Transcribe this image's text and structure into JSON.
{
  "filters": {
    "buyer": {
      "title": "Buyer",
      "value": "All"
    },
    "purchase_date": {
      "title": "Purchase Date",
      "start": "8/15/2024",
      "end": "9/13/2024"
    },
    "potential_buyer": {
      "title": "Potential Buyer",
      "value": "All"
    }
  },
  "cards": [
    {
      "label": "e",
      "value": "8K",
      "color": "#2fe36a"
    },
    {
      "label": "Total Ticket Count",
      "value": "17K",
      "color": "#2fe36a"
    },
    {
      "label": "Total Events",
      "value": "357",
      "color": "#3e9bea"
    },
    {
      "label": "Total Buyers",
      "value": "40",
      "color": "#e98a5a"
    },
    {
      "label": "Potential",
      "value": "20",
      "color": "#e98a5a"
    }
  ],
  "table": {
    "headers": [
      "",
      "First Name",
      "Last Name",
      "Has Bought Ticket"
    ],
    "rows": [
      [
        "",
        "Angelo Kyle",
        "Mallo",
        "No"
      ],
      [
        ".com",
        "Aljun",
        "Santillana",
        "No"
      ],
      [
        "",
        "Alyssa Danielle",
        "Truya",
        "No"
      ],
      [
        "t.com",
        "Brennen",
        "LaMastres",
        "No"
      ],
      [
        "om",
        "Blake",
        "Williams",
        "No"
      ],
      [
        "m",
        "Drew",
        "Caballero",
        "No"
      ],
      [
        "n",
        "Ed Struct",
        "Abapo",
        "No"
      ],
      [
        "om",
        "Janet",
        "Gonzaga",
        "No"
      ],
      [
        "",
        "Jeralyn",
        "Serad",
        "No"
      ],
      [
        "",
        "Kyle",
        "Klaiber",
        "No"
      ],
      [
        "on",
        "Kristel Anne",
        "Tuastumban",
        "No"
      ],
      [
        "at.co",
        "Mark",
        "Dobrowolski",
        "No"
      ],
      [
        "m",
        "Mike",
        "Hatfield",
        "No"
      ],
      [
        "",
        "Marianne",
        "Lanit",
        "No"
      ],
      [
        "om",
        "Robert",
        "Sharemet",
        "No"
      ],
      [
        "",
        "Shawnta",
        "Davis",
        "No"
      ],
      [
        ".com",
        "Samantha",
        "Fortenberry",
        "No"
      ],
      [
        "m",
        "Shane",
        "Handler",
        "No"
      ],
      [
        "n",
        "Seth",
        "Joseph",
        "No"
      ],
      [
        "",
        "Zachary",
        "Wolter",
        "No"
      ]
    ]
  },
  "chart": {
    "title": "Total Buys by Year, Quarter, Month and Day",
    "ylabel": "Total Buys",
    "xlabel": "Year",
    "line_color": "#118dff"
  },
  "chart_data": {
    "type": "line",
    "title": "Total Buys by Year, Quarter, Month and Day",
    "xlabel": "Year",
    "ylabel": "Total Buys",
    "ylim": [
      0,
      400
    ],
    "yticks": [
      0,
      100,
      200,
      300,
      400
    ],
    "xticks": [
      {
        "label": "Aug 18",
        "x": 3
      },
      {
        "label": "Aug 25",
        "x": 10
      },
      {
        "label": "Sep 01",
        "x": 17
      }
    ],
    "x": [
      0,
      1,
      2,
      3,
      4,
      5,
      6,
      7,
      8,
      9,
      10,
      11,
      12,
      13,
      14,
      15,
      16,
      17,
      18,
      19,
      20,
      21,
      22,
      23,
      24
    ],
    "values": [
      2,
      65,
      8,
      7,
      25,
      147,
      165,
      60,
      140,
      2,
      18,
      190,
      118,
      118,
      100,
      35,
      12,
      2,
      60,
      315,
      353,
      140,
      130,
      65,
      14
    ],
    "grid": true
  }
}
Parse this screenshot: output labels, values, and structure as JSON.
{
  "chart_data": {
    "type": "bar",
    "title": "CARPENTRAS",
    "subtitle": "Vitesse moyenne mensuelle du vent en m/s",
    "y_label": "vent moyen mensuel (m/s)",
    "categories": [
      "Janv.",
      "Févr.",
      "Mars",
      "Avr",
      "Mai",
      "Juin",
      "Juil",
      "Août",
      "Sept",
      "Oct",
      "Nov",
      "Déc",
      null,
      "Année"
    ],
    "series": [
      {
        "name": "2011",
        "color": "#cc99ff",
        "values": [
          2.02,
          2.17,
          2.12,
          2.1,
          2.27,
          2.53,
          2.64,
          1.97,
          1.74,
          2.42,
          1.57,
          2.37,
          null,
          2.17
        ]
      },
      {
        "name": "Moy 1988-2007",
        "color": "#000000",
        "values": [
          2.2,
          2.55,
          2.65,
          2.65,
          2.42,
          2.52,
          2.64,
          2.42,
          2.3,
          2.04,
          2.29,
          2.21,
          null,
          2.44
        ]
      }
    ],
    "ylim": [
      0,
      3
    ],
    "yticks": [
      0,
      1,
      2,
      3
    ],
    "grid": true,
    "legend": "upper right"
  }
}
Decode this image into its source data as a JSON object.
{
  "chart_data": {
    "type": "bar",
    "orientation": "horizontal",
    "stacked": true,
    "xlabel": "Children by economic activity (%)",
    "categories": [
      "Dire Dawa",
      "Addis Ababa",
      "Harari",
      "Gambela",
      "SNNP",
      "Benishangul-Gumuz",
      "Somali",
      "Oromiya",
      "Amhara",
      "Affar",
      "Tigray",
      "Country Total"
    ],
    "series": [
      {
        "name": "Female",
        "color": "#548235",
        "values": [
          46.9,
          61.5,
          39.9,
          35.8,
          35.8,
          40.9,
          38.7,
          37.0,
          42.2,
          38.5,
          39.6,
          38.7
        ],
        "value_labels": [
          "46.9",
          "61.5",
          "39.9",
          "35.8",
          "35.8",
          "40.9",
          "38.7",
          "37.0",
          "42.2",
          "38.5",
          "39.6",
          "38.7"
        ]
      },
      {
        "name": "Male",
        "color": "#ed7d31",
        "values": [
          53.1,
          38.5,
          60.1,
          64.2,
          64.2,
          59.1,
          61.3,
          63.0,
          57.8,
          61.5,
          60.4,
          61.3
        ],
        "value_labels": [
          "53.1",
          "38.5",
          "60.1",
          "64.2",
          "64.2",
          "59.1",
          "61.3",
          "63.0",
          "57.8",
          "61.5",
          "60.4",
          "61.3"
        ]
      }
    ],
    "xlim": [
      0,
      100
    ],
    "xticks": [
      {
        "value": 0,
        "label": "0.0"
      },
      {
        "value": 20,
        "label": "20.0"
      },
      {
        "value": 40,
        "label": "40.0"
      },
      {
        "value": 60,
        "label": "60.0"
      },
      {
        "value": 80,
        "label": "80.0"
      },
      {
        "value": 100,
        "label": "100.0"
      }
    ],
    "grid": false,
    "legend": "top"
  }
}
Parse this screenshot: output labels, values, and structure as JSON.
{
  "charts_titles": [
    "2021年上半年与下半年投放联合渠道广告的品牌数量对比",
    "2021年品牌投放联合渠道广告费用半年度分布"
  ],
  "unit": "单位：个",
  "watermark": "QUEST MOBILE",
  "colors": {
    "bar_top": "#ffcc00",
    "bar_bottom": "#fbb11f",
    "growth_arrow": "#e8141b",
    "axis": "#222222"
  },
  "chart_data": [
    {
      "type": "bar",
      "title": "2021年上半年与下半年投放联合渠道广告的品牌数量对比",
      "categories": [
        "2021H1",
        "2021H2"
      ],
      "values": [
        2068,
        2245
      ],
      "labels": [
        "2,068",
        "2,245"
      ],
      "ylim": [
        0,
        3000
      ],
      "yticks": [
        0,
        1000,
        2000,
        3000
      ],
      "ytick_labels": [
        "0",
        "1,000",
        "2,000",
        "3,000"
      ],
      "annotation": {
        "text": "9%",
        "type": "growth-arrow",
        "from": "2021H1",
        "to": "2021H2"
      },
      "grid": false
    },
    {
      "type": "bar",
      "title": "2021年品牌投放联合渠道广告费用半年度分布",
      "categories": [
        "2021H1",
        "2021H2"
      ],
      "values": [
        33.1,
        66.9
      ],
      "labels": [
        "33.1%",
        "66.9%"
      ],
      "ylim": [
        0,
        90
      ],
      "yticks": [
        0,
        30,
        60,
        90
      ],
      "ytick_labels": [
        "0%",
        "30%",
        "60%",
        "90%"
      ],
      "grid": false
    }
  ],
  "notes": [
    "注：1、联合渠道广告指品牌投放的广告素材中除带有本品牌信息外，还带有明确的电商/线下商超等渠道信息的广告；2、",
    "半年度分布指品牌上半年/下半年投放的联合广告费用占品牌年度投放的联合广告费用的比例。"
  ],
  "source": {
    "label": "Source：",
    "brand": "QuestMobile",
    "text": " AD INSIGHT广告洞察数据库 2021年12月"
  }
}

_ _ _ _ _

## INSTRUCTIONS TO FOLLOW:
In the listing, find every line containing the word "JSON" and list it.

## PROBLEM SOLUTION:
Transcribe this image's text and structure into JSON.
Parse this screenshot: output labels, values, and structure as JSON.
Decode this image into its source data as a JSON object.
Parse this screenshot: output labels, values, and structure as JSON.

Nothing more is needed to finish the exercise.